Swap "Visualizer" for "Renderer" in the listing, starting at its first line and ending at the line that contains "component-body [280,154,390,209]". Give those lines again with nothing else changed.

:::

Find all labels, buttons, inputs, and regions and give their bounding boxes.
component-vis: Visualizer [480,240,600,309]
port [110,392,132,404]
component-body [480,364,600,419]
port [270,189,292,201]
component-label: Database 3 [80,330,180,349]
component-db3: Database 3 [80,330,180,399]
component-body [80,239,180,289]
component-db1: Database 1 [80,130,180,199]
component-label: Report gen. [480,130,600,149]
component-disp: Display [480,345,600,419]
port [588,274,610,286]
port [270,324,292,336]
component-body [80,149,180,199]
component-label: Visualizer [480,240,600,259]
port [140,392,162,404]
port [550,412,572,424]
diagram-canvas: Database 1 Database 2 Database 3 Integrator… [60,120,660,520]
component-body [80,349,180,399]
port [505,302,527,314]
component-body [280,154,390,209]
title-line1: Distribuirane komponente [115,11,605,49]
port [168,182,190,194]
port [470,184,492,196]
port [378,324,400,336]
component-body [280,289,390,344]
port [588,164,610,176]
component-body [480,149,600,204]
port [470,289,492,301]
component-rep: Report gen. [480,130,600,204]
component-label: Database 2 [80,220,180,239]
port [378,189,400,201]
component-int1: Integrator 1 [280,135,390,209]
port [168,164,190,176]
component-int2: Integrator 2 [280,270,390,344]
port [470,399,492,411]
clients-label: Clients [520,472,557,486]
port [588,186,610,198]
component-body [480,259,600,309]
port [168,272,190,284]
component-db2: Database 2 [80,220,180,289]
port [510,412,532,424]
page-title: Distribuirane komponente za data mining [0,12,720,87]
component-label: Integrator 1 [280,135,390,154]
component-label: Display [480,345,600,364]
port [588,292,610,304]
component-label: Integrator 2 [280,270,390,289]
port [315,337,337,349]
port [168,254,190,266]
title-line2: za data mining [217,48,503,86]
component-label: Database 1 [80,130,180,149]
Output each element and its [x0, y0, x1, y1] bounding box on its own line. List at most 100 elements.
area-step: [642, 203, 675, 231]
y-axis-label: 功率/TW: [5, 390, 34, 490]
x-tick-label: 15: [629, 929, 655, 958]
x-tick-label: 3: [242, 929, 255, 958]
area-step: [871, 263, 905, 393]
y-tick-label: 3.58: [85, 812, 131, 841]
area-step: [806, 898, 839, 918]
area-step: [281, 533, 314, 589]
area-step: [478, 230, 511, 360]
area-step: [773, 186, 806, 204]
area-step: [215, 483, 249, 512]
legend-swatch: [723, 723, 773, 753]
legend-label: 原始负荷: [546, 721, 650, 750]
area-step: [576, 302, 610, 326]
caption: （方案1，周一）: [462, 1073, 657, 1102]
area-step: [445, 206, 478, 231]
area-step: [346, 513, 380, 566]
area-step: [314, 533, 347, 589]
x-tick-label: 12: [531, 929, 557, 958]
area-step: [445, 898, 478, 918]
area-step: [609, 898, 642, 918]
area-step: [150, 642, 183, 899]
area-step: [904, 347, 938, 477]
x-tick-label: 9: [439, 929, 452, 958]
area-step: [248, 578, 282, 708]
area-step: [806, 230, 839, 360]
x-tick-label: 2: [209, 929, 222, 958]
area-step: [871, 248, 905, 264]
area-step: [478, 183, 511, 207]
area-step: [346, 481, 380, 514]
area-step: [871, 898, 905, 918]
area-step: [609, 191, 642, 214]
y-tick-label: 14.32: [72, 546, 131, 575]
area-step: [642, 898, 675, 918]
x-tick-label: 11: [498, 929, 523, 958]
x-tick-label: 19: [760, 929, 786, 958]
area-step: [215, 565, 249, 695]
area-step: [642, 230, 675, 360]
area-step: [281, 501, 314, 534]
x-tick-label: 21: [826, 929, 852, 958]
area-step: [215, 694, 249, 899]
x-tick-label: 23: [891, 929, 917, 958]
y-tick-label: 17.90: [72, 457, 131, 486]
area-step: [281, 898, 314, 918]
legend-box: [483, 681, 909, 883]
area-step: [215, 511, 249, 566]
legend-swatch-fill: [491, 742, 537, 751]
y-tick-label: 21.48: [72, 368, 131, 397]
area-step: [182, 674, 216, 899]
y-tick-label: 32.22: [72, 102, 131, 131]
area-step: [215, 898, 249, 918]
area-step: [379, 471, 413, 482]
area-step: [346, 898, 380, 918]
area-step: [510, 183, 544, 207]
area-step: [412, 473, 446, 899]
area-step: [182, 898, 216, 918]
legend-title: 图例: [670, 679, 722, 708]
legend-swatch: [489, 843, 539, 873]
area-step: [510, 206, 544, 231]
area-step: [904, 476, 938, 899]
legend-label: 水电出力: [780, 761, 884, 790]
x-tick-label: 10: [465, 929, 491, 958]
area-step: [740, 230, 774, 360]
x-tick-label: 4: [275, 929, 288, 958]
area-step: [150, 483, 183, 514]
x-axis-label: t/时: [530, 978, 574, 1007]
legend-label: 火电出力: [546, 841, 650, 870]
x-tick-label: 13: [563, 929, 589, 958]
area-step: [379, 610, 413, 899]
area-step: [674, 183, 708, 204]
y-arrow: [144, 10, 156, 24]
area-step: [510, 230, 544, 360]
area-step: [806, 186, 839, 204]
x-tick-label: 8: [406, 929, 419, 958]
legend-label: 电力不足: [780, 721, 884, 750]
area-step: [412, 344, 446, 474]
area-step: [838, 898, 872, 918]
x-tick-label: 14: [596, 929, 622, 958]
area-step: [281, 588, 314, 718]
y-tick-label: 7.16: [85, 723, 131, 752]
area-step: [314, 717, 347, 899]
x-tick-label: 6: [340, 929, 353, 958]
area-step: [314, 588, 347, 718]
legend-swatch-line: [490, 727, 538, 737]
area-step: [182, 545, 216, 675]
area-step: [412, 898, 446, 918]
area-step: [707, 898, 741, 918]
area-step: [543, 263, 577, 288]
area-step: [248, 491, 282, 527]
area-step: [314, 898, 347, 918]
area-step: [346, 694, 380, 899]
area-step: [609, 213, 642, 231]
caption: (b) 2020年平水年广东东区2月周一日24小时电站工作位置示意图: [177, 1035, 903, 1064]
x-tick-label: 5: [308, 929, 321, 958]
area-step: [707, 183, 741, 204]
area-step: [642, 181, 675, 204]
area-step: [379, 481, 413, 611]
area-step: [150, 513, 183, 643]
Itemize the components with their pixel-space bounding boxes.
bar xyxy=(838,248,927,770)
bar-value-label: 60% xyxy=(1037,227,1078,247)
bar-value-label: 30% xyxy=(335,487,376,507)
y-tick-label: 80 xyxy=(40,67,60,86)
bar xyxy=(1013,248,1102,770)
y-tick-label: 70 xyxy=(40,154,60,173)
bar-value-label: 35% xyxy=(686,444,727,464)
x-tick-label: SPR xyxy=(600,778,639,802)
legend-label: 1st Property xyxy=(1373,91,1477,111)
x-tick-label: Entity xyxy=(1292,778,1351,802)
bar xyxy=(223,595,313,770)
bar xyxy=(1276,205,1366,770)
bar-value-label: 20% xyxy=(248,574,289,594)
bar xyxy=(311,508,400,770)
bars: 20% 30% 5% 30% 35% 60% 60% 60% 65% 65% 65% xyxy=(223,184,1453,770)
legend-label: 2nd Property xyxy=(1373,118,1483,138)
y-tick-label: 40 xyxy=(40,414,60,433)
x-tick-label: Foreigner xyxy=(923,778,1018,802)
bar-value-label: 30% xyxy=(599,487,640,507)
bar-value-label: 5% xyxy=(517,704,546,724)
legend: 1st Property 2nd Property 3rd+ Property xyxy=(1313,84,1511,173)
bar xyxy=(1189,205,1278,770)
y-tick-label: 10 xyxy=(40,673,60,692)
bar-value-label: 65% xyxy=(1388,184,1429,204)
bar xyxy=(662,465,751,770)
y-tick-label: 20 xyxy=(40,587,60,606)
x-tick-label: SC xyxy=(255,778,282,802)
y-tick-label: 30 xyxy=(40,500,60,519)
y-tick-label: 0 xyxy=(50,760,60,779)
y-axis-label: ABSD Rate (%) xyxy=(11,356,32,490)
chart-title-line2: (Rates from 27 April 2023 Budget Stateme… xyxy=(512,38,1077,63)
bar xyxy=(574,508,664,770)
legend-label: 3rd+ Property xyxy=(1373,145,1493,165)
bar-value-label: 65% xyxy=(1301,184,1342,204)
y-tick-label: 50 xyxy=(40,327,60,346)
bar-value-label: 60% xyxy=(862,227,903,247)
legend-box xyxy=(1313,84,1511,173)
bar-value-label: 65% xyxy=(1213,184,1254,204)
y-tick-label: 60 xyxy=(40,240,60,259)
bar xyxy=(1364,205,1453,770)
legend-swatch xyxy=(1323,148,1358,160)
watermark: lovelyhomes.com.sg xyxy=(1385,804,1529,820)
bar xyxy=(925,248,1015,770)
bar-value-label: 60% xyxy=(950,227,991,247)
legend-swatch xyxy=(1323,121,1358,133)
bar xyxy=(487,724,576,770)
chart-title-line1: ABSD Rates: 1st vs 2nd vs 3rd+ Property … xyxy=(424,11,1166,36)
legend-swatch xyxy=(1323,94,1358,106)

:::

Completed task »
Find all labels, buttons, inputs, and regions and give their bounding boxes.
component-vis: Renderer [480,240,600,309]
port [110,392,132,404]
component-body [480,364,600,419]
port [270,189,292,201]
component-label: Database 3 [80,330,180,349]
component-db3: Database 3 [80,330,180,399]
component-body [80,239,180,289]
component-db1: Database 1 [80,130,180,199]
component-label: Report gen. [480,130,600,149]
component-disp: Display [480,345,600,419]
port [588,274,610,286]
port [270,324,292,336]
component-body [80,149,180,199]
component-label: Renderer [480,240,600,259]
port [140,392,162,404]
port [550,412,572,424]
diagram-canvas: Database 1 Database 2 Database 3 Integrator… [60,120,660,520]
component-body [80,349,180,399]
port [505,302,527,314]
component-body [280,154,390,209]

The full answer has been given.